>>>>

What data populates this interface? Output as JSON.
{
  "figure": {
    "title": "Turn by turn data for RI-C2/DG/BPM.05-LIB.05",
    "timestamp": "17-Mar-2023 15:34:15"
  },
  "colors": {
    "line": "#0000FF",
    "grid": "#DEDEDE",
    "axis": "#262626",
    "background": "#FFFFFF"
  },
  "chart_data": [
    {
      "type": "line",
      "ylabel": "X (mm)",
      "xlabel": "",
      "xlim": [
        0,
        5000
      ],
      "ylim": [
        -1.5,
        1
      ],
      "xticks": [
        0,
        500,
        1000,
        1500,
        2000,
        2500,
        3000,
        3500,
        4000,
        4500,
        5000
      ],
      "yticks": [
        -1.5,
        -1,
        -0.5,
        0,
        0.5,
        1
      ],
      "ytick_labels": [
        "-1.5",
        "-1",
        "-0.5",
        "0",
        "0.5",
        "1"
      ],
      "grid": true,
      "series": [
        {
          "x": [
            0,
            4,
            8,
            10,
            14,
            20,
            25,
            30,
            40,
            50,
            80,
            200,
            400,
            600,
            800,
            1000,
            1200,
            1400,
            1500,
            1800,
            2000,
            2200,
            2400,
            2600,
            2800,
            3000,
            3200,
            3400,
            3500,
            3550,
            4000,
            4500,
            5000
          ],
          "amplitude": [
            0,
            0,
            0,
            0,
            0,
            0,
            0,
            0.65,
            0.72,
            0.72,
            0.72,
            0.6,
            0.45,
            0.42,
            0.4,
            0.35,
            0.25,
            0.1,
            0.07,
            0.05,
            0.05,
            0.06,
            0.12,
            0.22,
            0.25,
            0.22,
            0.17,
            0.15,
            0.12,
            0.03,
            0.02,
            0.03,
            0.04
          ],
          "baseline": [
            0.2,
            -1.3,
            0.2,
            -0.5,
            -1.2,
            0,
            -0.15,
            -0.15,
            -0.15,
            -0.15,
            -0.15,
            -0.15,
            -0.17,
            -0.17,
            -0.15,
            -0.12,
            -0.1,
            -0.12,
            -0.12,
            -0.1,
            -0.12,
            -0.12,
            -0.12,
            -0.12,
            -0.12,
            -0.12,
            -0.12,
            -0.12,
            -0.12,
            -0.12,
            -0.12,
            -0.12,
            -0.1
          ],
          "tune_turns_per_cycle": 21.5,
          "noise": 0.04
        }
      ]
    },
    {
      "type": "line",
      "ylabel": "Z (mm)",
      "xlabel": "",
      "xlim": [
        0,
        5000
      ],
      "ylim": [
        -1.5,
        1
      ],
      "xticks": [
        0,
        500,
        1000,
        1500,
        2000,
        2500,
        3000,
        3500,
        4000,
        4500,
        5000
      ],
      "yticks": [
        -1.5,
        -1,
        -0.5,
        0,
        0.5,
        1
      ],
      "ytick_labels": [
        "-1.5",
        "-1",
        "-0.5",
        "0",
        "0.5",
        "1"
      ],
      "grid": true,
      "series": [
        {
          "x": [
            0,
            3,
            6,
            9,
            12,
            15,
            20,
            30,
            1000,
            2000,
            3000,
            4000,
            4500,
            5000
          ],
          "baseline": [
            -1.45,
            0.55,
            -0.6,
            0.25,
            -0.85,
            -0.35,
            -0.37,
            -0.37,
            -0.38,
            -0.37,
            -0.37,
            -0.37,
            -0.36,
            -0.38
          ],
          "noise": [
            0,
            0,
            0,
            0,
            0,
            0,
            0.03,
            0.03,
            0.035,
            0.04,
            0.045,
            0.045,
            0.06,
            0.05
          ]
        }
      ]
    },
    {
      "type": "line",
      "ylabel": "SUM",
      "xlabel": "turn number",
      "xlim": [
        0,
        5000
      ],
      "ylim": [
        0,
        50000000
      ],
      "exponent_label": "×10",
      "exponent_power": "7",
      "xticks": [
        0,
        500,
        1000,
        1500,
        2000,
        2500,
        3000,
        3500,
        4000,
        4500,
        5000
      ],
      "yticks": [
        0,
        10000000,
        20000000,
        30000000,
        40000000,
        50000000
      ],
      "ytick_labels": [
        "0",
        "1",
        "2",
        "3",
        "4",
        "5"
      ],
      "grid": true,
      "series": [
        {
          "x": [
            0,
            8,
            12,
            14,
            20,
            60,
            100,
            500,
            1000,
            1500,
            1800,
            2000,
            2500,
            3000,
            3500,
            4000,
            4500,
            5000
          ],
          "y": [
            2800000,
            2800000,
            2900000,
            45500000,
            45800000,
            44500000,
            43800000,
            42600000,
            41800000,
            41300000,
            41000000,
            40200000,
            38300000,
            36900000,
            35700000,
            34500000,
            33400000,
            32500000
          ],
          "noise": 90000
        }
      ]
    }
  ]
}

<<<<

[Description of the task] Output all of the material exactly as written.

[Solution to the problem]
What data populates this interface? Output as JSON.
{
  "figure": {
    "title": "Turn by turn data for RI-C2/DG/BPM.05-LIB.05",
    "timestamp": "17-Mar-2023 15:34:15"
  },
  "colors": {
    "line": "#0000FF",
    "grid": "#DEDEDE",
    "axis": "#262626",
    "background": "#FFFFFF"
  },
  "chart_data": [
    {
      "type": "line",
      "ylabel": "X (mm)",
      "xlabel": "",
      "xlim": [
        0,
        5000
      ],
      "ylim": [
        -1.5,
        1
      ],
      "xticks": [
        0,
        500,
        1000,
        1500,
        2000,
        2500,
        3000,
        3500,
        4000,
        4500,
        5000
      ],
      "yticks": [
        -1.5,
        -1,
        -0.5,
        0,
        0.5,
        1
      ],
      "ytick_labels": [
        "-1.5",
        "-1",
        "-0.5",
        "0",
        "0.5",
        "1"
      ],
      "grid": true,
      "series": [
        {
          "x": [
            0,
            4,
            8,
            10,
            14,
            20,
            25,
            30,
            40,
            50,
            80,
            200,
            400,
            600,
            800,
            1000,
            1200,
            1400,
            1500,
            1800,
            2000,
            2200,
            2400,
            2600,
            2800,
            3000,
            3200,
            3400,
            3500,
            3550,
            4000,
            4500,
            5000
          ],
          "amplitude": [
            0,
            0,
            0,
            0,
            0,
            0,
            0,
            0.65,
            0.72,
            0.72,
            0.72,
            0.6,
            0.45,
            0.42,
            0.4,
            0.35,
            0.25,
            0.1,
            0.07,
            0.05,
            0.05,
            0.06,
            0.12,
            0.22,
            0.25,
            0.22,
            0.17,
            0.15,
            0.12,
            0.03,
            0.02,
            0.03,
            0.04
          ],
          "baseline": [
            0.2,
            -1.3,
            0.2,
            -0.5,
            -1.2,
            0,
            -0.15,
            -0.15,
            -0.15,
            -0.15,
            -0.15,
            -0.15,
            -0.17,
            -0.17,
            -0.15,
            -0.12,
            -0.1,
            -0.12,
            -0.12,
            -0.1,
            -0.12,
            -0.12,
            -0.12,
            -0.12,
            -0.12,
            -0.12,
            -0.12,
            -0.12,
            -0.12,
            -0.12,
            -0.12,
            -0.12,
            -0.1
          ],
          "tune_turns_per_cycle": 21.5,
          "noise": 0.04
        }
      ]
    },
    {
      "type": "line",
      "ylabel": "Z (mm)",
      "xlabel": "",
      "xlim": [
        0,
        5000
      ],
      "ylim": [
        -1.5,
        1
      ],
      "xticks": [
        0,
        500,
        1000,
        1500,
        2000,
        2500,
        3000,
        3500,
        4000,
        4500,
        5000
      ],
      "yticks": [
        -1.5,
        -1,
        -0.5,
        0,
        0.5,
        1
      ],
      "ytick_labels": [
        "-1.5",
        "-1",
        "-0.5",
        "0",
        "0.5",
        "1"
      ],
      "grid": true,
      "series": [
        {
          "x": [
            0,
            3,
            6,
            9,
            12,
            15,
            20,
            30,
            1000,
            2000,
            3000,
            4000,
            4500,
            5000
          ],
          "baseline": [
            -1.45,
            0.55,
            -0.6,
            0.25,
            -0.85,
            -0.35,
            -0.37,
            -0.37,
            -0.38,
            -0.37,
            -0.37,
            -0.37,
            -0.36,
            -0.38
          ],
          "noise": [
            0,
            0,
            0,
            0,
            0,
            0,
            0.03,
            0.03,
            0.035,
            0.04,
            0.045,
            0.045,
            0.06,
            0.05
          ]
        }
      ]
    },
    {
      "type": "line",
      "ylabel": "SUM",
      "xlabel": "turn number",
      "xlim": [
        0,
        5000
      ],
      "ylim": [
        0,
        50000000
      ],
      "exponent_label": "×10",
      "exponent_power": "7",
      "xticks": [
        0,
        500,
        1000,
        1500,
        2000,
        2500,
        3000,
        3500,
        4000,
        4500,
        5000
      ],
      "yticks": [
        0,
        10000000,
        20000000,
        30000000,
        40000000,
        50000000
      ],
      "ytick_labels": [
        "0",
        "1",
        "2",
        "3",
        "4",
        "5"
      ],
      "grid": true,
      "series": [
        {
          "x": [
            0,
            8,
            12,
            14,
            20,
            60,
            100,
            500,
            1000,
            1500,
            1800,
            2000,
            2500,
            3000,
            3500,
            4000,
            4500,
            5000
          ],
          "y": [
            2800000,
            2800000,
            2900000,
            45500000,
            45800000,
            44500000,
            43800000,
            42600000,
            41800000,
            41300000,
            41000000,
            40200000,
            38300000,
            36900000,
            35700000,
            34500000,
            33400000,
            32500000
          ],
          "noise": 90000
        }
      ]
    }
  ]
}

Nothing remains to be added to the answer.